'''

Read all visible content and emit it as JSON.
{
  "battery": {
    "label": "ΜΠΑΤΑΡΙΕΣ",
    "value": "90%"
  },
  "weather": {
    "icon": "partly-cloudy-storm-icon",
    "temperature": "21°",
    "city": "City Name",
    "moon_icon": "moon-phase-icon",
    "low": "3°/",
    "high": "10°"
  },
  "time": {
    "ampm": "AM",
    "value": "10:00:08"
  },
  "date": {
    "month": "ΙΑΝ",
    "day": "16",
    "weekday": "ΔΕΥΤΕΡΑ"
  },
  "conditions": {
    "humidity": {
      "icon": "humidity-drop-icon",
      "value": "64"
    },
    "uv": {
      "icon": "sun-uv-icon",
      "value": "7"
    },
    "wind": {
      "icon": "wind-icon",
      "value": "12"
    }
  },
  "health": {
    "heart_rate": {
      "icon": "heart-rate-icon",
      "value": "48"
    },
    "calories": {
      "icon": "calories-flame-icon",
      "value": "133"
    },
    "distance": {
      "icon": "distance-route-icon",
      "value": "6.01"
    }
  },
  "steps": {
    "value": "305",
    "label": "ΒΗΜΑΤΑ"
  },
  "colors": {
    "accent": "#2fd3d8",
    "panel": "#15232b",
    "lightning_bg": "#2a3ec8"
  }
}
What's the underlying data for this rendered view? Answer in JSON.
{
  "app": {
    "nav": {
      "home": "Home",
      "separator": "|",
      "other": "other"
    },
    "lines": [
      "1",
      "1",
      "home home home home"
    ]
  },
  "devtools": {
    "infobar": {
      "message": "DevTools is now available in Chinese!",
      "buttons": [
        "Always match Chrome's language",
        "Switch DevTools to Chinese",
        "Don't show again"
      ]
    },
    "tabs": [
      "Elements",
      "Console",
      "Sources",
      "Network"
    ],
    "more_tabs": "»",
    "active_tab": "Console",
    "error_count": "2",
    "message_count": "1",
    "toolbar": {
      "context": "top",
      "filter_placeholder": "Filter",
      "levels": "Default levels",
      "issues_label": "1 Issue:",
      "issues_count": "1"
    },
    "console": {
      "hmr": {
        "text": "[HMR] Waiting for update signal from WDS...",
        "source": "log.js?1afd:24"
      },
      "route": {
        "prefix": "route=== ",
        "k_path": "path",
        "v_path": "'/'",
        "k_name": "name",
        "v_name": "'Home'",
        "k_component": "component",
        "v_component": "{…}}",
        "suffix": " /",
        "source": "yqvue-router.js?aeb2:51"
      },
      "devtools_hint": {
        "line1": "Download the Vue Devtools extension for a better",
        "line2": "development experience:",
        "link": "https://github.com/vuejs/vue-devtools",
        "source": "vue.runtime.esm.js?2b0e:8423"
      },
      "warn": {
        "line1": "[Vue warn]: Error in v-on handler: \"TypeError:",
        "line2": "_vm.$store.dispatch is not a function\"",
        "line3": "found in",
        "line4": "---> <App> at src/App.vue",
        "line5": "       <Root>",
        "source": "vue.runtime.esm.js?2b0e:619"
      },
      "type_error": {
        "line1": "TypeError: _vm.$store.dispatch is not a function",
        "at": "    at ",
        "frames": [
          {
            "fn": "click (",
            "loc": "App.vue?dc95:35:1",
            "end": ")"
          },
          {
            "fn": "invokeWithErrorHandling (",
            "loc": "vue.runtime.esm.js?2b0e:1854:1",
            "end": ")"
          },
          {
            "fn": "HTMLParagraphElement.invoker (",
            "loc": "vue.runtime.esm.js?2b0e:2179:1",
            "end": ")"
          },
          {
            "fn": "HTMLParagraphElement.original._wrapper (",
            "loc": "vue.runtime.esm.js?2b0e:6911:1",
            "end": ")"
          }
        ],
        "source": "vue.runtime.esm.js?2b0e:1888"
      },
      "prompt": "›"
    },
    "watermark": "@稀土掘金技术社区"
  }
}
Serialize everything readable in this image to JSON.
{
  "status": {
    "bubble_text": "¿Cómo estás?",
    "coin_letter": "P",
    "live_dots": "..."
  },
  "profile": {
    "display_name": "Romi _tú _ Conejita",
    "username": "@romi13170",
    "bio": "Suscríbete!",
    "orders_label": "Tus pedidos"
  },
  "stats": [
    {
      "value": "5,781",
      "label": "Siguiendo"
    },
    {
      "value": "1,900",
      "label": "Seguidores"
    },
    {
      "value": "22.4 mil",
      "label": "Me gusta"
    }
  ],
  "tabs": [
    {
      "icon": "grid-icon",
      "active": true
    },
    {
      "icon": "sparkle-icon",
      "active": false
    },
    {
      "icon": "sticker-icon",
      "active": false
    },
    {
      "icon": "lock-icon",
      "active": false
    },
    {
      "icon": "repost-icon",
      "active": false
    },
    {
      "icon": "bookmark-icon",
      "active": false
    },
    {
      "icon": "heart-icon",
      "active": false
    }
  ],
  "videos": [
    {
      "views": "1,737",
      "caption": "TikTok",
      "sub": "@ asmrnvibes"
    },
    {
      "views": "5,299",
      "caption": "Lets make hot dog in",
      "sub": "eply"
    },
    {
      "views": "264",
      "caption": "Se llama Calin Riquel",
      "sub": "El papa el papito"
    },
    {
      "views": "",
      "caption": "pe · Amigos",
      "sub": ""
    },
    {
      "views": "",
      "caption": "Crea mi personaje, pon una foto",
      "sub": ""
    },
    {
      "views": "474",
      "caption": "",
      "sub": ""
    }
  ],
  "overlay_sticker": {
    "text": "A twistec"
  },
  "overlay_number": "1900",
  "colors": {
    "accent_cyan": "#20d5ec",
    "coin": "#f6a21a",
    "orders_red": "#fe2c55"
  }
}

'''

The problem:
Determine how many of the lines above hold the word "function", and output that number by itself.

Problem solution:
2